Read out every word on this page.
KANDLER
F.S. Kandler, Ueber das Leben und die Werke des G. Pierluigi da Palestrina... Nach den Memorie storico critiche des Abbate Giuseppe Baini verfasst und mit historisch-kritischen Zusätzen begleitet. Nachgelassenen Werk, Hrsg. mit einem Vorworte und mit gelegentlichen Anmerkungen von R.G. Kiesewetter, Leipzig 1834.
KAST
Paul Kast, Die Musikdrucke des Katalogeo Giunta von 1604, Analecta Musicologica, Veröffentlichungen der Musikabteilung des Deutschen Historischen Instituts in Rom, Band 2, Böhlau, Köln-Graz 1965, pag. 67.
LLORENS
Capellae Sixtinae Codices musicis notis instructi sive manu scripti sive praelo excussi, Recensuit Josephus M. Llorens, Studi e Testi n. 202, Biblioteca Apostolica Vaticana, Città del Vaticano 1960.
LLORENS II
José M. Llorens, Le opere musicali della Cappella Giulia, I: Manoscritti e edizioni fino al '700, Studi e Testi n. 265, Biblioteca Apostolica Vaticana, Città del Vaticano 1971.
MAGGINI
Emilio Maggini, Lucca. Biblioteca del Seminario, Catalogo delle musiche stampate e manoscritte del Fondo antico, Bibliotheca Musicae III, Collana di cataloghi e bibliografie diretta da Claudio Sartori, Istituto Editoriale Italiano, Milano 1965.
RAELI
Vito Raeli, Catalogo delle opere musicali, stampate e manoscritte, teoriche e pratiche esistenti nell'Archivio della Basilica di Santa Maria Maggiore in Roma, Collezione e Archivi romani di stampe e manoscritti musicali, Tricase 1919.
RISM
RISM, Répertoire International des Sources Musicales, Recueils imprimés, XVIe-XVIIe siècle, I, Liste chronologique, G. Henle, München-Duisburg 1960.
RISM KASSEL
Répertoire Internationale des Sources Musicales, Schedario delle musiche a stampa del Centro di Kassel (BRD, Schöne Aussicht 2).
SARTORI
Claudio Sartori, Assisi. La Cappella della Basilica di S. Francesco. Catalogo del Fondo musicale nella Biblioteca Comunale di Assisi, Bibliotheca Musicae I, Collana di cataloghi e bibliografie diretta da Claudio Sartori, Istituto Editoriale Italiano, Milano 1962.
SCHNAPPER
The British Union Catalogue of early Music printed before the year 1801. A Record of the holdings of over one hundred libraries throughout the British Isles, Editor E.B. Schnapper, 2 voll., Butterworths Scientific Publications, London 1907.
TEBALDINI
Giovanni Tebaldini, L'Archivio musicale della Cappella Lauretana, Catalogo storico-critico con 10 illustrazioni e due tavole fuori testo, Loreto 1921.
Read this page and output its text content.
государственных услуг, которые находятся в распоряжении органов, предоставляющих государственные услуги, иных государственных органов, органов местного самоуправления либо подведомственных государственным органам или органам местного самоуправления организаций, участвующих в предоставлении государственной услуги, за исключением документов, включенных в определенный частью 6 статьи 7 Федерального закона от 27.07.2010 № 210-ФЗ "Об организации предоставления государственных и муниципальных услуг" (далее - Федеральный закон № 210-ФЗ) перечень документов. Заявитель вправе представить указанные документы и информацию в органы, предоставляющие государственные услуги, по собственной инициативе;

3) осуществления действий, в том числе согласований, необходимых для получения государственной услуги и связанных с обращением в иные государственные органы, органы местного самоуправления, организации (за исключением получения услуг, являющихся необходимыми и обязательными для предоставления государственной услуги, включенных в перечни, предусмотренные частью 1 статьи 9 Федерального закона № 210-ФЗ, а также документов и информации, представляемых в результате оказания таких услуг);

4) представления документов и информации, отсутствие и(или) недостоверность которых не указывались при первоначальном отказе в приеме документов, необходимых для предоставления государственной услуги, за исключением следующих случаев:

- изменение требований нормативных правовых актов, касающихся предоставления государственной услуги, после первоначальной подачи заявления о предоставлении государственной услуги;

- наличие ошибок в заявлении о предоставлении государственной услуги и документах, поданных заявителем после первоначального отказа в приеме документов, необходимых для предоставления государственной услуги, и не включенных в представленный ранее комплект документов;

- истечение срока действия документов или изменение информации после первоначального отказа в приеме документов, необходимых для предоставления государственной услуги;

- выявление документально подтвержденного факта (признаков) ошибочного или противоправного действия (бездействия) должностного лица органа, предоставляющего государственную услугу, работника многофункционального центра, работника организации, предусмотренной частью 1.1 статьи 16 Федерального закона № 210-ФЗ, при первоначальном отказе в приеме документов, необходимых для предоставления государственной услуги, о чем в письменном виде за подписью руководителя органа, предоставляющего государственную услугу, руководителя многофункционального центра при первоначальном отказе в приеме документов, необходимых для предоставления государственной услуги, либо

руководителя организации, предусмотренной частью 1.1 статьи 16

Aim of the task
Return the lines above exactly, keeping every word.

The response
Read out every word on this page.
KANDLER
F.S. Kandler, Ueber das Leben und die Werke des G. Pierluigi da Palestrina... Nach den Memorie storico critiche des Abbate Giuseppe Baini verfasst und mit historisch-kritischen Zusätzen begleitet. Nachgelassenen Werk, Hrsg. mit einem Vorworte und mit gelegentlichen Anmerkungen von R.G. Kiesewetter, Leipzig 1834.
KAST
Paul Kast, Die Musikdrucke des Katalogeo Giunta von 1604, Analecta Musicologica, Veröffentlichungen der Musikabteilung des Deutschen Historischen Instituts in Rom, Band 2, Böhlau, Köln-Graz 1965, pag. 67.
LLORENS
Capellae Sixtinae Codices musicis notis instructi sive manu scripti sive praelo excussi, Recensuit Josephus M. Llorens, Studi e Testi n. 202, Biblioteca Apostolica Vaticana, Città del Vaticano 1960.
LLORENS II
José M. Llorens, Le opere musicali della Cappella Giulia, I: Manoscritti e edizioni fino al '700, Studi e Testi n. 265, Biblioteca Apostolica Vaticana, Città del Vaticano 1971.
MAGGINI
Emilio Maggini, Lucca. Biblioteca del Seminario, Catalogo delle musiche stampate e manoscritte del Fondo antico, Bibliotheca Musicae III, Collana di cataloghi e bibliografie diretta da Claudio Sartori, Istituto Editoriale Italiano, Milano 1965.
RAELI
Vito Raeli, Catalogo delle opere musicali, stampate e manoscritte, teoriche e pratiche esistenti nell'Archivio della Basilica di Santa Maria Maggiore in Roma, Collezione e Archivi romani di stampe e manoscritti musicali, Tricase 1919.
RISM
RISM, Répertoire International des Sources Musicales, Recueils imprimés, XVIe-XVIIe siècle, I, Liste chronologique, G. Henle, München-Duisburg 1960.
RISM KASSEL
Répertoire Internationale des Sources Musicales, Schedario delle musiche a stampa del Centro di Kassel (BRD, Schöne Aussicht 2).
SARTORI
Claudio Sartori, Assisi. La Cappella della Basilica di S. Francesco. Catalogo del Fondo musicale nella Biblioteca Comunale di Assisi, Bibliotheca Musicae I, Collana di cataloghi e bibliografie diretta da Claudio Sartori, Istituto Editoriale Italiano, Milano 1962.
SCHNAPPER
The British Union Catalogue of early Music printed before the year 1801. A Record of the holdings of over one hundred libraries throughout the British Isles, Editor E.B. Schnapper, 2 voll., Butterworths Scientific Publications, London 1907.
TEBALDINI
Giovanni Tebaldini, L'Archivio musicale della Cappella Lauretana, Catalogo storico-critico con 10 illustrazioni e due tavole fuori testo, Loreto 1921.
Read this page and output its text content.
государственных услуг, которые находятся в распоряжении органов, предоставляющих государственные услуги, иных государственных органов, органов местного самоуправления либо подведомственных государственным органам или органам местного самоуправления организаций, участвующих в предоставлении государственной услуги, за исключением документов, включенных в определенный частью 6 статьи 7 Федерального закона от 27.07.2010 № 210-ФЗ "Об организации предоставления государственных и муниципальных услуг" (далее - Федеральный закон № 210-ФЗ) перечень документов. Заявитель вправе представить указанные документы и информацию в органы, предоставляющие государственные услуги, по собственной инициативе;

3) осуществления действий, в том числе согласований, необходимых для получения государственной услуги и связанных с обращением в иные государственные органы, органы местного самоуправления, организации (за исключением получения услуг, являющихся необходимыми и обязательными для предоставления государственной услуги, включенных в перечни, предусмотренные частью 1 статьи 9 Федерального закона № 210-ФЗ, а также документов и информации, представляемых в результате оказания таких услуг);

4) представления документов и информации, отсутствие и(или) недостоверность которых не указывались при первоначальном отказе в приеме документов, необходимых для предоставления государственной услуги, за исключением следующих случаев:

- изменение требований нормативных правовых актов, касающихся предоставления государственной услуги, после первоначальной подачи заявления о предоставлении государственной услуги;

- наличие ошибок в заявлении о предоставлении государственной услуги и документах, поданных заявителем после первоначального отказа в приеме документов, необходимых для предоставления государственной услуги, и не включенных в представленный ранее комплект документов;

- истечение срока действия документов или изменение информации после первоначального отказа в приеме документов, необходимых для предоставления государственной услуги;

- выявление документально подтвержденного факта (признаков) ошибочного или противоправного действия (бездействия) должностного лица органа, предоставляющего государственную услугу, работника многофункционального центра, работника организации, предусмотренной частью 1.1 статьи 16 Федерального закона № 210-ФЗ, при первоначальном отказе в приеме документов, необходимых для предоставления государственной услуги, о чем в письменном виде за подписью руководителя органа, предоставляющего государственную услугу, руководителя многофункционального центра при первоначальном отказе в приеме документов, необходимых для предоставления государственной услуги, либо

руководителя организации, предусмотренной частью 1.1 статьи 16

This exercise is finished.